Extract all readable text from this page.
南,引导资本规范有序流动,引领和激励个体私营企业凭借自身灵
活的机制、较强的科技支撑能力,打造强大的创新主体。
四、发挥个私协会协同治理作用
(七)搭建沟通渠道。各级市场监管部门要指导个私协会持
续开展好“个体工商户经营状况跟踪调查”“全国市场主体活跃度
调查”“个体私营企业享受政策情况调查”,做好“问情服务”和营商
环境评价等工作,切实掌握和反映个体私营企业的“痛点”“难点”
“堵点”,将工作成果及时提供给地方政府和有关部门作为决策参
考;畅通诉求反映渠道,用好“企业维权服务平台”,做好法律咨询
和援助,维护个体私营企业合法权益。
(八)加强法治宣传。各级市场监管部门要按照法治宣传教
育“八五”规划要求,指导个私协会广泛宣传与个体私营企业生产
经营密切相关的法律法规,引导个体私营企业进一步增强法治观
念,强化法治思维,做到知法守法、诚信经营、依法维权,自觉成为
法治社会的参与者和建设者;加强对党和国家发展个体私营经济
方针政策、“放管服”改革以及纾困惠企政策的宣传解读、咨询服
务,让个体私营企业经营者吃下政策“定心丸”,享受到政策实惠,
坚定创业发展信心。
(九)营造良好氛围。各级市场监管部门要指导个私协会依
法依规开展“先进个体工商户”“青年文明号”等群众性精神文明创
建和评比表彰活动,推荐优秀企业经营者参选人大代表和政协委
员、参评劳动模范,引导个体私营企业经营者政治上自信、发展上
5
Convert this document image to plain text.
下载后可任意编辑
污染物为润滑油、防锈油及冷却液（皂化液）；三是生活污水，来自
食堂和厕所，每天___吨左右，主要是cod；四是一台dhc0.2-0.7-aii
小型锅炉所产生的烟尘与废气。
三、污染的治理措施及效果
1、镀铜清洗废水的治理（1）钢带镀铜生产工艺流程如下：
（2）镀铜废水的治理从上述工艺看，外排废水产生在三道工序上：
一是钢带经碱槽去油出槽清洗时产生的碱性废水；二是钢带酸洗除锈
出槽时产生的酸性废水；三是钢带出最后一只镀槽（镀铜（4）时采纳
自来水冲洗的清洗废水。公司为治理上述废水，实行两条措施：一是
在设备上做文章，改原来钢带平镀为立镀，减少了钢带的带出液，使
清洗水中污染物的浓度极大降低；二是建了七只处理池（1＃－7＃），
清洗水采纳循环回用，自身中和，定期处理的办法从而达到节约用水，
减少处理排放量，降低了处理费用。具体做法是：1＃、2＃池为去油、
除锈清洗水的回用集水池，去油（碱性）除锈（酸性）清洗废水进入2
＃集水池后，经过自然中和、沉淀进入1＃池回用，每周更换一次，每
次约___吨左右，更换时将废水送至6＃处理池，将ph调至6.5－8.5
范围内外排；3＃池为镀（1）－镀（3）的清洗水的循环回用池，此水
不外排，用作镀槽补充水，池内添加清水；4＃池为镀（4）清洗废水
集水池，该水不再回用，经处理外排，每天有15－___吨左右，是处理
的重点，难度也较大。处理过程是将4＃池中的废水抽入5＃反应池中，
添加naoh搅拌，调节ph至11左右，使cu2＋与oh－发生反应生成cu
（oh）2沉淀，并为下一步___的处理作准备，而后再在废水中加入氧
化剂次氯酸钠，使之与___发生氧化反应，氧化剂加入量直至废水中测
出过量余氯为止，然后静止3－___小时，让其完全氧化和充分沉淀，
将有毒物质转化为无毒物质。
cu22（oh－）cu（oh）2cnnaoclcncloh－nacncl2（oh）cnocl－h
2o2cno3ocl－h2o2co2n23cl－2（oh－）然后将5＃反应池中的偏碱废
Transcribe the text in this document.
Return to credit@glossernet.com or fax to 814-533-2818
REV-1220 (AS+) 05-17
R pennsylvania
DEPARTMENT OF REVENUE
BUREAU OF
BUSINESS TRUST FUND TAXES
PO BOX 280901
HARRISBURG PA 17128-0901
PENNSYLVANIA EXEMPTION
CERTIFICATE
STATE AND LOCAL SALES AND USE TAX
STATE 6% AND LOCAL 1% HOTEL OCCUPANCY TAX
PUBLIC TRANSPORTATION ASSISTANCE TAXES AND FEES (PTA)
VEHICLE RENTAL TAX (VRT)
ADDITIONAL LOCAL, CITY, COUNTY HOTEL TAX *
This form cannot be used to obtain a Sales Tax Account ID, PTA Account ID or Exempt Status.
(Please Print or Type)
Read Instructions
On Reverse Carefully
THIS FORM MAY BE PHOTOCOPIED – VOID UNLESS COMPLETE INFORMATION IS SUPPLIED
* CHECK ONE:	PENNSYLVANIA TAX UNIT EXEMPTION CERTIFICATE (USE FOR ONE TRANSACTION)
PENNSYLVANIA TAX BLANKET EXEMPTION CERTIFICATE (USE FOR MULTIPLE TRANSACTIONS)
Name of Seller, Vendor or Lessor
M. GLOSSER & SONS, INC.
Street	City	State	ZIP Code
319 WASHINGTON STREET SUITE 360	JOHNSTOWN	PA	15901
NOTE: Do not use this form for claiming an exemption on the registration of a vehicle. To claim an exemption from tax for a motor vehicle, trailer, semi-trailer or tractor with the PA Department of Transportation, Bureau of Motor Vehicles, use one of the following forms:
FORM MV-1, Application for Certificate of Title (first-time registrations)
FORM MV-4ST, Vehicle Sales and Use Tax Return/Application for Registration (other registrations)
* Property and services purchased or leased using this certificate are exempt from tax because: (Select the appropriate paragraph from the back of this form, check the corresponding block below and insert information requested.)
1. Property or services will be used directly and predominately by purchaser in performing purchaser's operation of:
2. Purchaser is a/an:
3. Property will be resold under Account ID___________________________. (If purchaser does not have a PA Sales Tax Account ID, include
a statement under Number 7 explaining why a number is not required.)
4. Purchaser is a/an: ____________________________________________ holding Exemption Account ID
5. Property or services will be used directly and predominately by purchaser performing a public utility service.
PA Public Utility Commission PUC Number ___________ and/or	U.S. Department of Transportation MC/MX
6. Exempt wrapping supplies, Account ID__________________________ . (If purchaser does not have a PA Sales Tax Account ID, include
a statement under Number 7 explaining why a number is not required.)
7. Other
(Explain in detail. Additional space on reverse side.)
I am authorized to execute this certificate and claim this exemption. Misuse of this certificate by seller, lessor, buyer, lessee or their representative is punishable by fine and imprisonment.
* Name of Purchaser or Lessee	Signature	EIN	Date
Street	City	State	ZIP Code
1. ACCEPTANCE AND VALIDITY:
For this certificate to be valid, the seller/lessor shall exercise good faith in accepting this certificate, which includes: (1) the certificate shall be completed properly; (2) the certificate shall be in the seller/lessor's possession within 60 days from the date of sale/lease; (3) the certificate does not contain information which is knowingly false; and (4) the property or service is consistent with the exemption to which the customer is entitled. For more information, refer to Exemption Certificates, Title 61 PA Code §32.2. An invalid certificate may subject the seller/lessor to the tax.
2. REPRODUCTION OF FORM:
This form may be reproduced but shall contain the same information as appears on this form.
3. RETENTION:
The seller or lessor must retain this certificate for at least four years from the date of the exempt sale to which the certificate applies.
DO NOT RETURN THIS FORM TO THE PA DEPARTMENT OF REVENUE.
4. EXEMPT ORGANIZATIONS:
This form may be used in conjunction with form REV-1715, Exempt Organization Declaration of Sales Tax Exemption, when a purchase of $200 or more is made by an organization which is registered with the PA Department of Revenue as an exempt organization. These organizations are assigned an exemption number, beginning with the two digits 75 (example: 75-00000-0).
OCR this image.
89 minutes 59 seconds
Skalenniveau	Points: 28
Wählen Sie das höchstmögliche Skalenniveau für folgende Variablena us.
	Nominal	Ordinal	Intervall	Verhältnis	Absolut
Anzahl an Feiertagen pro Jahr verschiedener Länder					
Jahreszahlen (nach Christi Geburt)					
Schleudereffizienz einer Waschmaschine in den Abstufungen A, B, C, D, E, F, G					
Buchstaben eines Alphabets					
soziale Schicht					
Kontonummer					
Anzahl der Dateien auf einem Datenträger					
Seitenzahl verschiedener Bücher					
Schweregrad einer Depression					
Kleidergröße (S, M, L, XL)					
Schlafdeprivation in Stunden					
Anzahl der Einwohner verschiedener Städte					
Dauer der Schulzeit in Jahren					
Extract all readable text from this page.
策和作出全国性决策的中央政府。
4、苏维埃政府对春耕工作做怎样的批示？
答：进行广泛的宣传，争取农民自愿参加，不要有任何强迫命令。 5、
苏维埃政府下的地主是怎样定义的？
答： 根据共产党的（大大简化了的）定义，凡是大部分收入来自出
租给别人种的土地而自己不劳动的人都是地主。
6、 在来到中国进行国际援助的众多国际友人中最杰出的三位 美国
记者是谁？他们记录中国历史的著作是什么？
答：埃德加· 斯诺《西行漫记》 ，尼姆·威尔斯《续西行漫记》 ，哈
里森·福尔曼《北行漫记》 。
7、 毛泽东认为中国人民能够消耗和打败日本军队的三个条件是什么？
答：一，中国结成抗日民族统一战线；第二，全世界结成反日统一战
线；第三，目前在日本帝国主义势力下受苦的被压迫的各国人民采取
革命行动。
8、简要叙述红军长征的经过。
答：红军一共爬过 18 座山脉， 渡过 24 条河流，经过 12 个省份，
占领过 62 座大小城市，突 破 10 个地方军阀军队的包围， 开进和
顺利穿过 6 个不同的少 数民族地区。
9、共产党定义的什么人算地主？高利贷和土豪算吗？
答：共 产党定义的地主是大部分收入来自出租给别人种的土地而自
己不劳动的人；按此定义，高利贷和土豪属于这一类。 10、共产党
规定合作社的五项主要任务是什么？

★ ★ ★ ★ ★ ★ ★

■ What to produce:
Give back exactly the lines that run from the line with "OCR this image." through the close of the material, counting both ends, and nothing more.

■ Output for this exercise:
OCR this image.
89 minutes 59 seconds
Skalenniveau	Points: 28
Wählen Sie das höchstmögliche Skalenniveau für folgende Variablena us.
	Nominal	Ordinal	Intervall	Verhältnis	Absolut
Anzahl an Feiertagen pro Jahr verschiedener Länder					
Jahreszahlen (nach Christi Geburt)					
Schleudereffizienz einer Waschmaschine in den Abstufungen A, B, C, D, E, F, G					
Buchstaben eines Alphabets					
soziale Schicht					
Kontonummer					
Anzahl der Dateien auf einem Datenträger					
Seitenzahl verschiedener Bücher					
Schweregrad einer Depression					
Kleidergröße (S, M, L, XL)					
Schlafdeprivation in Stunden					
Anzahl der Einwohner verschiedener Städte					
Dauer der Schulzeit in Jahren					
Extract all readable text from this page.
策和作出全国性决策的中央政府。
4、苏维埃政府对春耕工作做怎样的批示？
答：进行广泛的宣传，争取农民自愿参加，不要有任何强迫命令。 5、
苏维埃政府下的地主是怎样定义的？
答： 根据共产党的（大大简化了的）定义，凡是大部分收入来自出
租给别人种的土地而自己不劳动的人都是地主。
6、 在来到中国进行国际援助的众多国际友人中最杰出的三位 美国
记者是谁？他们记录中国历史的著作是什么？
答：埃德加· 斯诺《西行漫记》 ，尼姆·威尔斯《续西行漫记》 ，哈
里森·福尔曼《北行漫记》 。
7、 毛泽东认为中国人民能够消耗和打败日本军队的三个条件是什么？
答：一，中国结成抗日民族统一战线；第二，全世界结成反日统一战
线；第三，目前在日本帝国主义势力下受苦的被压迫的各国人民采取
革命行动。
8、简要叙述红军长征的经过。
答：红军一共爬过 18 座山脉， 渡过 24 条河流，经过 12 个省份，
占领过 62 座大小城市，突 破 10 个地方军阀军队的包围， 开进和
顺利穿过 6 个不同的少 数民族地区。
9、共产党定义的什么人算地主？高利贷和土豪算吗？
答：共 产党定义的地主是大部分收入来自出租给别人种的土地而自
己不劳动的人；按此定义，高利贷和土豪属于这一类。 10、共产党
规定合作社的五项主要任务是什么？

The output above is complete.